* GIVEN REQUEST *
Write out the data again exactly, skipping every picture.

* MATERIALS PROVIDED *
-=-=-=-=-

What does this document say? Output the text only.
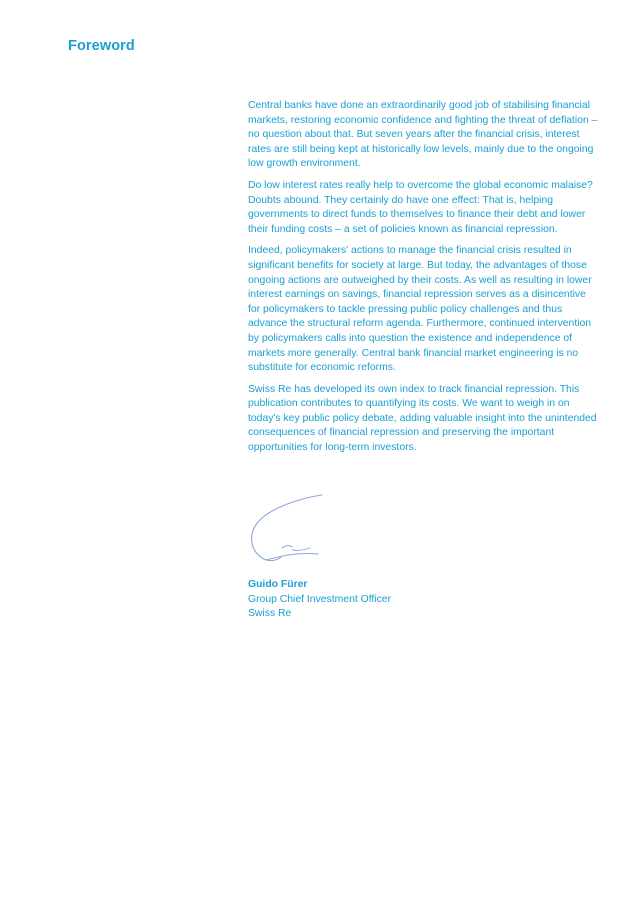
Foreword

Central banks have done an extraordinarily good job of stabilising financial markets, restoring economic confidence and fighting the threat of deflation – no question about that. But seven years after the financial crisis, interest rates are still being kept at historically low levels, mainly due to the ongoing low growth environment.

Do low interest rates really help to overcome the global economic malaise? Doubts abound. They certainly do have one effect: That is, helping governments to direct funds to themselves to finance their debt and lower their funding costs – a set of policies known as financial repression.

Indeed, policymakers' actions to manage the financial crisis resulted in significant benefits for society at large. But today, the advantages of those ongoing actions are outweighed by their costs. As well as resulting in lower interest earnings on savings, financial repression serves as a disincentive for policymakers to tackle pressing public policy challenges and thus advance the structural reform agenda. Furthermore, continued intervention by policymakers calls into question the existence and independence of markets more generally. Central bank financial market engineering is no substitute for economic reforms.

Swiss Re has developed its own index to track financial repression. This publication contributes to quantifying its costs. We want to weigh in on today's key public policy debate, adding valuable insight into the unintended consequences of financial repression and preserving the important opportunities for long-term investors.

Guido Fürer
Group Chief Investment Officer
Swiss Re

-=-=-=-=-

* RESPONSE TO THE TASK *
What does this document say? Output the text only.
Foreword

Central banks have done an extraordinarily good job of stabilising financial markets, restoring economic confidence and fighting the threat of deflation – no question about that. But seven years after the financial crisis, interest rates are still being kept at historically low levels, mainly due to the ongoing low growth environment.

Do low interest rates really help to overcome the global economic malaise? Doubts abound. They certainly do have one effect: That is, helping governments to direct funds to themselves to finance their debt and lower their funding costs – a set of policies known as financial repression.

Indeed, policymakers' actions to manage the financial crisis resulted in significant benefits for society at large. But today, the advantages of those ongoing actions are outweighed by their costs. As well as resulting in lower interest earnings on savings, financial repression serves as a disincentive for policymakers to tackle pressing public policy challenges and thus advance the structural reform agenda. Furthermore, continued intervention by policymakers calls into question the existence and independence of markets more generally. Central bank financial market engineering is no substitute for economic reforms.

Swiss Re has developed its own index to track financial repression. This publication contributes to quantifying its costs. We want to weigh in on today's key public policy debate, adding valuable insight into the unintended consequences of financial repression and preserving the important opportunities for long-term investors.

Guido Fürer
Group Chief Investment Officer
Swiss Re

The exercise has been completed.